# [Task prompt]
Skip the pictures. Repeat everything else in the records word for word.

# [Records shown]

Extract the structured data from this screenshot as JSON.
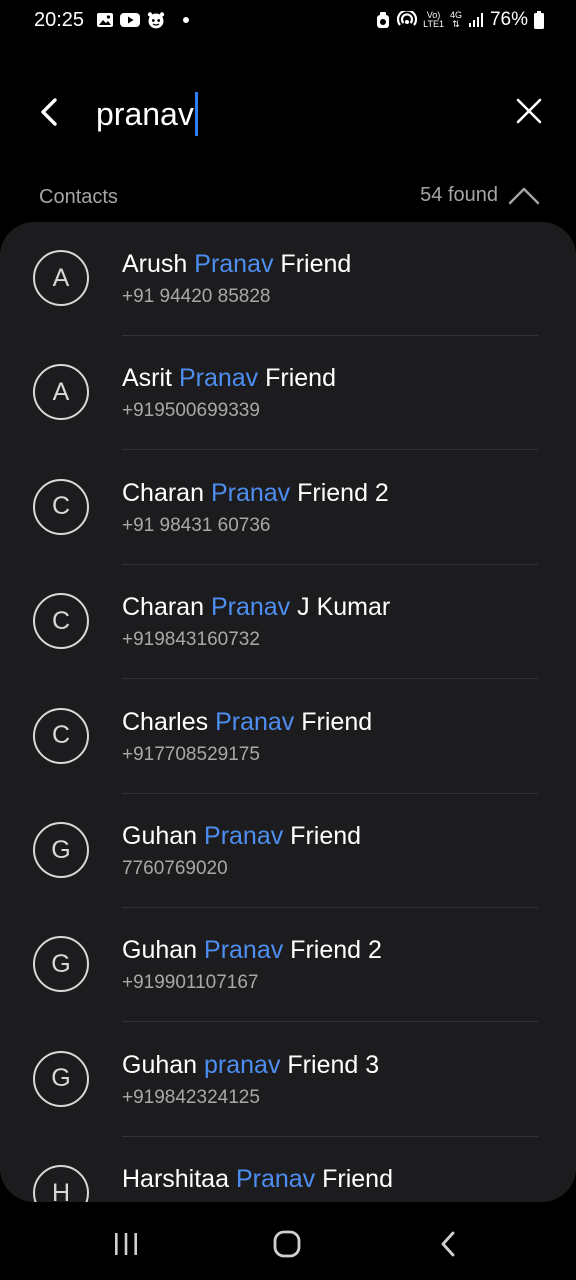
{
  "status_bar": {
    "time": "20:25",
    "battery": "76%",
    "network_4g": "4G",
    "volte_line1": "Vo)",
    "volte_line2": "LTE1",
    "left_icons": [
      "gallery-icon",
      "youtube-icon",
      "app-icon",
      "dot-icon"
    ],
    "right_icons": [
      "alarm-icon",
      "hotspot-icon",
      "volte-icon",
      "4g-icon",
      "signal-icon",
      "battery-icon"
    ]
  },
  "search": {
    "query": "pranav"
  },
  "section": {
    "title": "Contacts",
    "found": "54 found"
  },
  "colors": {
    "accent": "#4d8ef0",
    "card_bg": "#1c1c1e",
    "cursor": "#2f7df6"
  },
  "contacts": [
    {
      "initial": "A",
      "name_pre": "Arush ",
      "name_match": "Pranav",
      "name_post": " Friend",
      "phone": "+91 94420 85828"
    },
    {
      "initial": "A",
      "name_pre": "Asrit ",
      "name_match": "Pranav",
      "name_post": " Friend",
      "phone": "+919500699339"
    },
    {
      "initial": "C",
      "name_pre": "Charan ",
      "name_match": "Pranav",
      "name_post": " Friend 2",
      "phone": "+91 98431 60736"
    },
    {
      "initial": "C",
      "name_pre": "Charan ",
      "name_match": "Pranav",
      "name_post": " J Kumar",
      "phone": "+919843160732"
    },
    {
      "initial": "C",
      "name_pre": "Charles ",
      "name_match": "Pranav",
      "name_post": " Friend",
      "phone": "+917708529175"
    },
    {
      "initial": "G",
      "name_pre": "Guhan ",
      "name_match": "Pranav",
      "name_post": " Friend",
      "phone": "7760769020"
    },
    {
      "initial": "G",
      "name_pre": "Guhan ",
      "name_match": "Pranav",
      "name_post": " Friend 2",
      "phone": "+919901107167"
    },
    {
      "initial": "G",
      "name_pre": "Guhan ",
      "name_match": "pranav",
      "name_post": " Friend 3",
      "phone": "+919842324125"
    },
    {
      "initial": "H",
      "name_pre": "Harshitaa ",
      "name_match": "Pranav",
      "name_post": " Friend",
      "phone": ""
    }
  ],
  "nav": {
    "icons": [
      "recents-icon",
      "home-icon",
      "back-nav-icon"
    ]
  }
}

# [Answer for the task]
Extract the structured data from this screenshot as JSON.
{
  "status_bar": {
    "time": "20:25",
    "battery": "76%",
    "network_4g": "4G",
    "volte_line1": "Vo)",
    "volte_line2": "LTE1",
    "left_icons": [
      "gallery-icon",
      "youtube-icon",
      "app-icon",
      "dot-icon"
    ],
    "right_icons": [
      "alarm-icon",
      "hotspot-icon",
      "volte-icon",
      "4g-icon",
      "signal-icon",
      "battery-icon"
    ]
  },
  "search": {
    "query": "pranav"
  },
  "section": {
    "title": "Contacts",
    "found": "54 found"
  },
  "colors": {
    "accent": "#4d8ef0",
    "card_bg": "#1c1c1e",
    "cursor": "#2f7df6"
  },
  "contacts": [
    {
      "initial": "A",
      "name_pre": "Arush ",
      "name_match": "Pranav",
      "name_post": " Friend",
      "phone": "+91 94420 85828"
    },
    {
      "initial": "A",
      "name_pre": "Asrit ",
      "name_match": "Pranav",
      "name_post": " Friend",
      "phone": "+919500699339"
    },
    {
      "initial": "C",
      "name_pre": "Charan ",
      "name_match": "Pranav",
      "name_post": " Friend 2",
      "phone": "+91 98431 60736"
    },
    {
      "initial": "C",
      "name_pre": "Charan ",
      "name_match": "Pranav",
      "name_post": " J Kumar",
      "phone": "+919843160732"
    },
    {
      "initial": "C",
      "name_pre": "Charles ",
      "name_match": "Pranav",
      "name_post": " Friend",
      "phone": "+917708529175"
    },
    {
      "initial": "G",
      "name_pre": "Guhan ",
      "name_match": "Pranav",
      "name_post": " Friend",
      "phone": "7760769020"
    },
    {
      "initial": "G",
      "name_pre": "Guhan ",
      "name_match": "Pranav",
      "name_post": " Friend 2",
      "phone": "+919901107167"
    },
    {
      "initial": "G",
      "name_pre": "Guhan ",
      "name_match": "pranav",
      "name_post": " Friend 3",
      "phone": "+919842324125"
    },
    {
      "initial": "H",
      "name_pre": "Harshitaa ",
      "name_match": "Pranav",
      "name_post": " Friend",
      "phone": ""
    }
  ],
  "nav": {
    "icons": [
      "recents-icon",
      "home-icon",
      "back-nav-icon"
    ]
  }
}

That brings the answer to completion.